Stated goal: "Historii" appears in how many lines of the entries? State only the number.

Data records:
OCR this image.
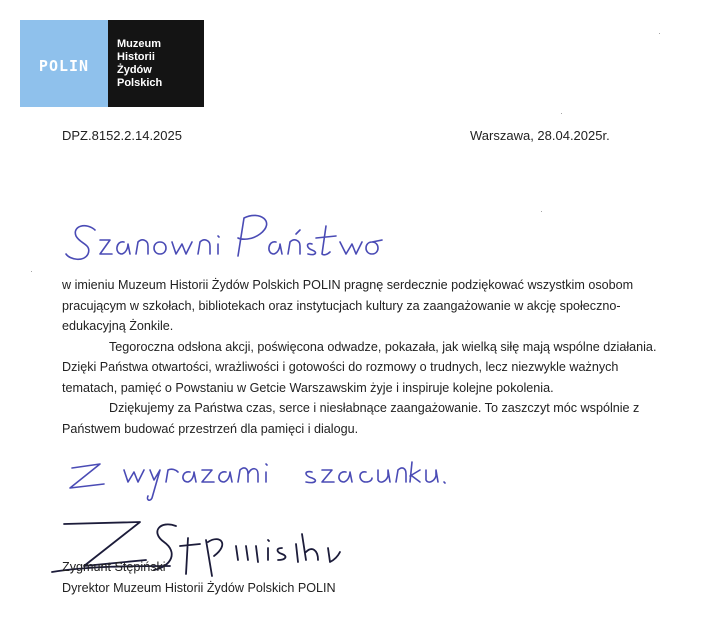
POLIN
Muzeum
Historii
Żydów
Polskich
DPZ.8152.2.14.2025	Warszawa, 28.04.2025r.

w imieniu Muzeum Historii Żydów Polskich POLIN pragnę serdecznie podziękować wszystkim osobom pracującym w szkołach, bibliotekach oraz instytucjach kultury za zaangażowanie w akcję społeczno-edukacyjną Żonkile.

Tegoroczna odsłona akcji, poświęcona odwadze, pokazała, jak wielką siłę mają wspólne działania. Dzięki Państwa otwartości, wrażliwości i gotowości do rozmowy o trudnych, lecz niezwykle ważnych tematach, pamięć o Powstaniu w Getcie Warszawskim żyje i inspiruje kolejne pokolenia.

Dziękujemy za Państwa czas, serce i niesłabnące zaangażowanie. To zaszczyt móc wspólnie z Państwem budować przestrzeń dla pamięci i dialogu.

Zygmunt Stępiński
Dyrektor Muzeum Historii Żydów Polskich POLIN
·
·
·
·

Completed task: 3